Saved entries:
## start

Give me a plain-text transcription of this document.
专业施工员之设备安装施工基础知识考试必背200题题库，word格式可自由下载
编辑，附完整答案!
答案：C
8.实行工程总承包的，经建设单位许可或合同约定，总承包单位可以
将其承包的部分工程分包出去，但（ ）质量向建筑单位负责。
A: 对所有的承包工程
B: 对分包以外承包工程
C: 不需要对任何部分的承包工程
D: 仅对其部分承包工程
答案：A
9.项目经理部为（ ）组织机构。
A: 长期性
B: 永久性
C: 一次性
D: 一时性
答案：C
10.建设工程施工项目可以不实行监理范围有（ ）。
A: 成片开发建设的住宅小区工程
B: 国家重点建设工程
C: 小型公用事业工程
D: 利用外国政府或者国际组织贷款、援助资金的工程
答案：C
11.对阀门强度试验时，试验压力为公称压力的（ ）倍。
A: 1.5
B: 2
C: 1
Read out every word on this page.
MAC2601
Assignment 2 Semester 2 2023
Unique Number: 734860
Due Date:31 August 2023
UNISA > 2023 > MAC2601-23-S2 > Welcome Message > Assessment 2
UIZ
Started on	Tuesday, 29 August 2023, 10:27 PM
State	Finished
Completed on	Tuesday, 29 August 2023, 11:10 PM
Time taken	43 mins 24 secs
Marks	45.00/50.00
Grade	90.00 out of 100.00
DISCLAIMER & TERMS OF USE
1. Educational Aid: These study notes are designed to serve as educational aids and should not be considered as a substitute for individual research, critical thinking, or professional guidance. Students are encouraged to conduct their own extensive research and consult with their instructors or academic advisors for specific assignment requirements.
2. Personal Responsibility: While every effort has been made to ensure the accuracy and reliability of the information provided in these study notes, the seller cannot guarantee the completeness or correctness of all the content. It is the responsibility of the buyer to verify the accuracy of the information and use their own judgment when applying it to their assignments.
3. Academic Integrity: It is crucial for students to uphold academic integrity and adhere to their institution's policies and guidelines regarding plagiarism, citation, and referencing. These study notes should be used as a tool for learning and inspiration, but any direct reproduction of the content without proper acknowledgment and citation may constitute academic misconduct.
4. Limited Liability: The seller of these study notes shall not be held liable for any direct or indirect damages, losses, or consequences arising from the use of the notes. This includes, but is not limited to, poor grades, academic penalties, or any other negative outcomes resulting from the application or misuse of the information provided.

## end

TASK PROMPT: Please output the entire listing exactly as it stands.

ANSWER TO THIS TASK:
Give me a plain-text transcription of this document.
专业施工员之设备安装施工基础知识考试必背200题题库，word格式可自由下载
编辑，附完整答案!
答案：C
8.实行工程总承包的，经建设单位许可或合同约定，总承包单位可以
将其承包的部分工程分包出去，但（ ）质量向建筑单位负责。
A: 对所有的承包工程
B: 对分包以外承包工程
C: 不需要对任何部分的承包工程
D: 仅对其部分承包工程
答案：A
9.项目经理部为（ ）组织机构。
A: 长期性
B: 永久性
C: 一次性
D: 一时性
答案：C
10.建设工程施工项目可以不实行监理范围有（ ）。
A: 成片开发建设的住宅小区工程
B: 国家重点建设工程
C: 小型公用事业工程
D: 利用外国政府或者国际组织贷款、援助资金的工程
答案：C
11.对阀门强度试验时，试验压力为公称压力的（ ）倍。
A: 1.5
B: 2
C: 1
Read out every word on this page.
MAC2601
Assignment 2 Semester 2 2023
Unique Number: 734860
Due Date:31 August 2023
UNISA > 2023 > MAC2601-23-S2 > Welcome Message > Assessment 2
UIZ
Started on	Tuesday, 29 August 2023, 10:27 PM
State	Finished
Completed on	Tuesday, 29 August 2023, 11:10 PM
Time taken	43 mins 24 secs
Marks	45.00/50.00
Grade	90.00 out of 100.00
DISCLAIMER & TERMS OF USE
1. Educational Aid: These study notes are designed to serve as educational aids and should not be considered as a substitute for individual research, critical thinking, or professional guidance. Students are encouraged to conduct their own extensive research and consult with their instructors or academic advisors for specific assignment requirements.
2. Personal Responsibility: While every effort has been made to ensure the accuracy and reliability of the information provided in these study notes, the seller cannot guarantee the completeness or correctness of all the content. It is the responsibility of the buyer to verify the accuracy of the information and use their own judgment when applying it to their assignments.
3. Academic Integrity: It is crucial for students to uphold academic integrity and adhere to their institution's policies and guidelines regarding plagiarism, citation, and referencing. These study notes should be used as a tool for learning and inspiration, but any direct reproduction of the content without proper acknowledgment and citation may constitute academic misconduct.
4. Limited Liability: The seller of these study notes shall not be held liable for any direct or indirect damages, losses, or consequences arising from the use of the notes. This includes, but is not limited to, poor grades, academic penalties, or any other negative outcomes resulting from the application or misuse of the information provided.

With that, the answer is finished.